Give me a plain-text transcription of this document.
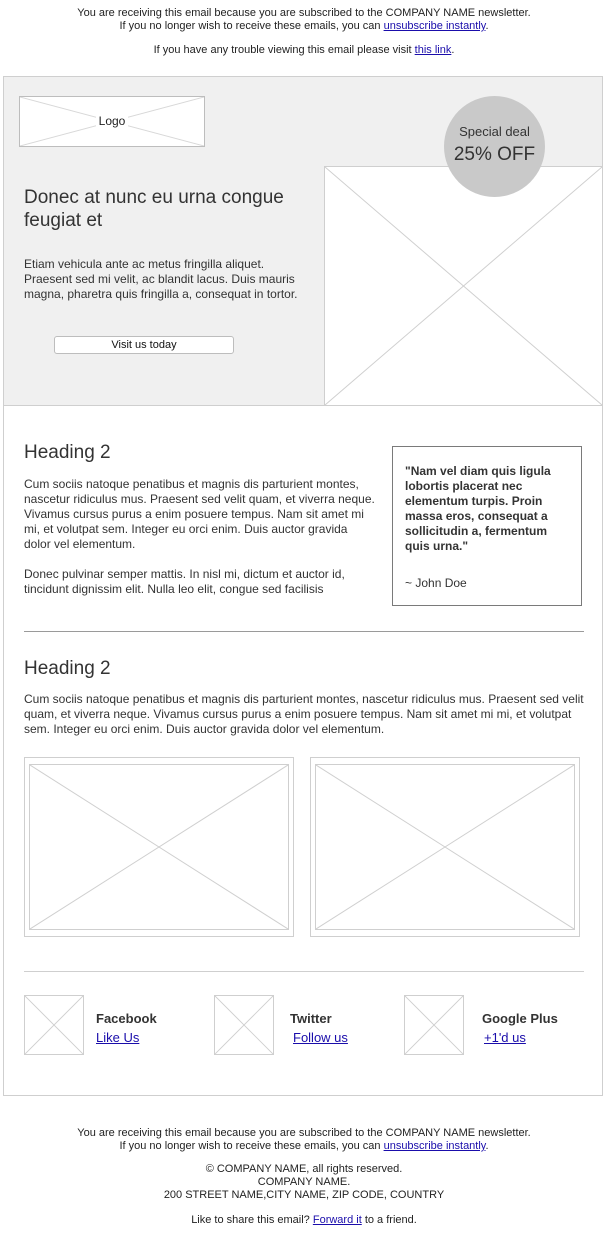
You are receiving this email because you are subscribed to the COMPANY NAME newsletter.
If you no longer wish to receive these emails, you can unsubscribe instantly.
If you have any trouble viewing this email please visit this link.
Logo
Special deal
25% OFF
Donec at nunc eu urna congue feugiat et
Etiam vehicula ante ac metus fringilla aliquet. Praesent sed mi velit, ac blandit lacus. Duis mauris magna, pharetra quis fringilla a, consequat in tortor.
Visit us today
Heading 2
Cum sociis natoque penatibus et magnis dis parturient montes, nascetur ridiculus mus. Praesent sed velit quam, et viverra neque. Vivamus cursus purus a enim posuere tempus. Nam sit amet mi mi, et volutpat sem. Integer eu orci enim. Duis auctor gravida dolor vel elementum.
Donec pulvinar semper mattis. In nisl mi, dictum et auctor id, tincidunt dignissim elit. Nulla leo elit, congue sed facilisis
"Nam vel diam quis ligula lobortis placerat nec elementum turpis. Proin massa eros, consequat a sollicitudin a, fermentum quis urna."
~ John Doe
Heading 2
Cum sociis natoque penatibus et magnis dis parturient montes, nascetur ridiculus mus. Praesent sed velit quam, et viverra neque. Vivamus cursus purus a enim posuere tempus. Nam sit amet mi mi, et volutpat sem. Integer eu orci enim. Duis auctor gravida dolor vel elementum.
Facebook
Like Us
Twitter
Follow us
Google Plus
+1'd us
You are receiving this email because you are subscribed to the COMPANY NAME newsletter.
If you no longer wish to receive these emails, you can unsubscribe instantly.
© COMPANY NAME, all rights reserved.
COMPANY NAME.
200 STREET NAME,CITY NAME, ZIP CODE, COUNTRY
Like to share this email? Forward it to a friend.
★ ★ ★
§ **Written instruction**
Give every line back word for word and leave the pictures out.

§ **Reply**
Give me a plain-text transcription of this document.
You are receiving this email because you are subscribed to the COMPANY NAME newsletter.
If you no longer wish to receive these emails, you can unsubscribe instantly.
If you have any trouble viewing this email please visit this link.
Logo
Special deal
25% OFF
Donec at nunc eu urna congue feugiat et
Etiam vehicula ante ac metus fringilla aliquet. Praesent sed mi velit, ac blandit lacus. Duis mauris magna, pharetra quis fringilla a, consequat in tortor.
Visit us today
Heading 2
Cum sociis natoque penatibus et magnis dis parturient montes, nascetur ridiculus mus. Praesent sed velit quam, et viverra neque. Vivamus cursus purus a enim posuere tempus. Nam sit amet mi mi, et volutpat sem. Integer eu orci enim. Duis auctor gravida dolor vel elementum.
Donec pulvinar semper mattis. In nisl mi, dictum et auctor id, tincidunt dignissim elit. Nulla leo elit, congue sed facilisis
"Nam vel diam quis ligula lobortis placerat nec elementum turpis. Proin massa eros, consequat a sollicitudin a, fermentum quis urna."
~ John Doe
Heading 2
Cum sociis natoque penatibus et magnis dis parturient montes, nascetur ridiculus mus. Praesent sed velit quam, et viverra neque. Vivamus cursus purus a enim posuere tempus. Nam sit amet mi mi, et volutpat sem. Integer eu orci enim. Duis auctor gravida dolor vel elementum.
Facebook
Like Us
Twitter
Follow us
Google Plus
+1'd us
You are receiving this email because you are subscribed to the COMPANY NAME newsletter.
If you no longer wish to receive these emails, you can unsubscribe instantly.
© COMPANY NAME, all rights reserved.
COMPANY NAME.
200 STREET NAME,CITY NAME, ZIP CODE, COUNTRY
Like to share this email? Forward it to a friend.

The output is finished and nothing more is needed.